**** MATERIAL FOR THIS EXERCISE
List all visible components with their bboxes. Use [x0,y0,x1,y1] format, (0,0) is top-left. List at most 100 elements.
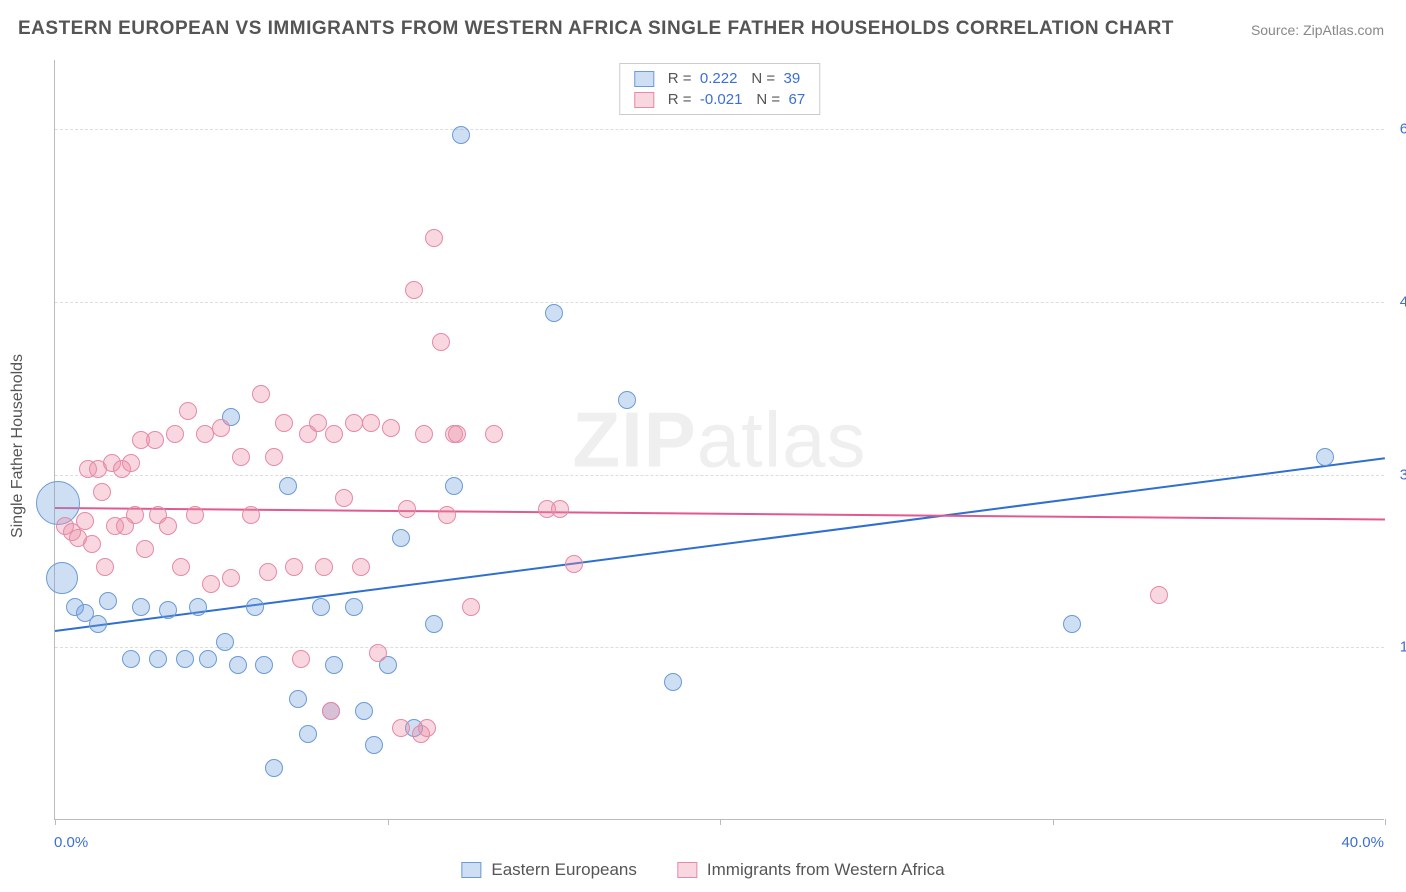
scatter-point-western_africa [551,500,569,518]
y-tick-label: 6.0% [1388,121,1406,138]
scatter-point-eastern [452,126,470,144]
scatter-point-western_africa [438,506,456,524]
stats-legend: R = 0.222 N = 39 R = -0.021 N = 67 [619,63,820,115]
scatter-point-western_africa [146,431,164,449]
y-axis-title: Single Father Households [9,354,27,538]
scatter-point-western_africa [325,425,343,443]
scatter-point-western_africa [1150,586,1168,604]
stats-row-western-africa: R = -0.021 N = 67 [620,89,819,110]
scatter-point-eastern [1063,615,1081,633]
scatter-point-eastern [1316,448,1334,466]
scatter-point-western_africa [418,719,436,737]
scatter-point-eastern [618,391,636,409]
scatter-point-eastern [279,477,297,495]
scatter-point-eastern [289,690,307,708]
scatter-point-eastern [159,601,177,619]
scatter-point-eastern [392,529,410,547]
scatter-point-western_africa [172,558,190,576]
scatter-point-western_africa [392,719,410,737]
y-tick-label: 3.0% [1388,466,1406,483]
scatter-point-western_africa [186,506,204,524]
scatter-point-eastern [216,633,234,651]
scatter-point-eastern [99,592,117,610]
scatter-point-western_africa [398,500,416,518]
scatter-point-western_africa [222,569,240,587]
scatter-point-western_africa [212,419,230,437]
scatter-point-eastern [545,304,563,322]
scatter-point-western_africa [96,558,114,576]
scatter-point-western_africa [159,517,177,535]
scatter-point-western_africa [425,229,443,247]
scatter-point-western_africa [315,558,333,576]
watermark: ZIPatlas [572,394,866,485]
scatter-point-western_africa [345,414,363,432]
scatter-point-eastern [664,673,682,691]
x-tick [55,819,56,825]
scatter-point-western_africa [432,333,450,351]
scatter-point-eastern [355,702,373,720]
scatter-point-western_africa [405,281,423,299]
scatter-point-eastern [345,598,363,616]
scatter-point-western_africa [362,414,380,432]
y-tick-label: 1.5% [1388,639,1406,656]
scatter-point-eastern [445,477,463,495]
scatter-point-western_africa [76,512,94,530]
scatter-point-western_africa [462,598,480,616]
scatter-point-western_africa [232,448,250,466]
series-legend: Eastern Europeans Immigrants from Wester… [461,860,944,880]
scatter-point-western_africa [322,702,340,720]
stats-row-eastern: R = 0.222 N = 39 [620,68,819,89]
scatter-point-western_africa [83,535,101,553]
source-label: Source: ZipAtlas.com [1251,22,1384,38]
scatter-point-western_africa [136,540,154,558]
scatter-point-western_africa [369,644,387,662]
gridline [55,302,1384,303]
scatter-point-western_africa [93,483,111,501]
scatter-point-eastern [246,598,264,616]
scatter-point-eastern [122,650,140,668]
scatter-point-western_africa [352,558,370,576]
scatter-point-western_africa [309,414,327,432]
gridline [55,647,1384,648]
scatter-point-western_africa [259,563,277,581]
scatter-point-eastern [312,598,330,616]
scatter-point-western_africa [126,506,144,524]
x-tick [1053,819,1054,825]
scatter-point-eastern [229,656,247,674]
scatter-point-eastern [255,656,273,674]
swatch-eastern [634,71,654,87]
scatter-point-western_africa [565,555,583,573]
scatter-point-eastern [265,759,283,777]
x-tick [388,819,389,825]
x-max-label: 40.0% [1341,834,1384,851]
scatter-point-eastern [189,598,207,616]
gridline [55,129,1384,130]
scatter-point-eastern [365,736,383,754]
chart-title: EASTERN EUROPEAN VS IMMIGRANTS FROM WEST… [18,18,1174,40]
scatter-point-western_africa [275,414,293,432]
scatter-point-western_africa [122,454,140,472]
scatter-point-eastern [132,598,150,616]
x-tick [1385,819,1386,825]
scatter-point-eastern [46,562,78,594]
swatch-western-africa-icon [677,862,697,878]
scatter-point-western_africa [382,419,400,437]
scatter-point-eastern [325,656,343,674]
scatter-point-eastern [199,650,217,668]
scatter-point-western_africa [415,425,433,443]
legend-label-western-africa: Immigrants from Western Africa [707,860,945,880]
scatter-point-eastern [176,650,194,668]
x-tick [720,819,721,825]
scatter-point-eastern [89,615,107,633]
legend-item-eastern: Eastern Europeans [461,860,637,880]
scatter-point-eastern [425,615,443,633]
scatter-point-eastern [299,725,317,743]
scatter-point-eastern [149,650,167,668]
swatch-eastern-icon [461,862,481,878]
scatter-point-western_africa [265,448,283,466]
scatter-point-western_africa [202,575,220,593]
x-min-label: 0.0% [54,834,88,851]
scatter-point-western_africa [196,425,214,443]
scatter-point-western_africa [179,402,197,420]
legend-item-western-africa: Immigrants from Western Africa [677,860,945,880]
********
*SHORT PROBLEM:*
Print the lines of the records from the one containing "scatter-point-western_africa [551,500,569,518]" through the one containing "stats-legend: R = 0.222", both ends included, with each line reproduced character for character.

*FULL RESPONSE:*
scatter-point-western_africa [551,500,569,518]
y-tick-label: 6.0% [1388,121,1406,138]
scatter-point-eastern [452,126,470,144]
scatter-point-western_africa [438,506,456,524]
stats-legend: R = 0.222 N = 39 R = -0.021 N = 67 [619,63,820,115]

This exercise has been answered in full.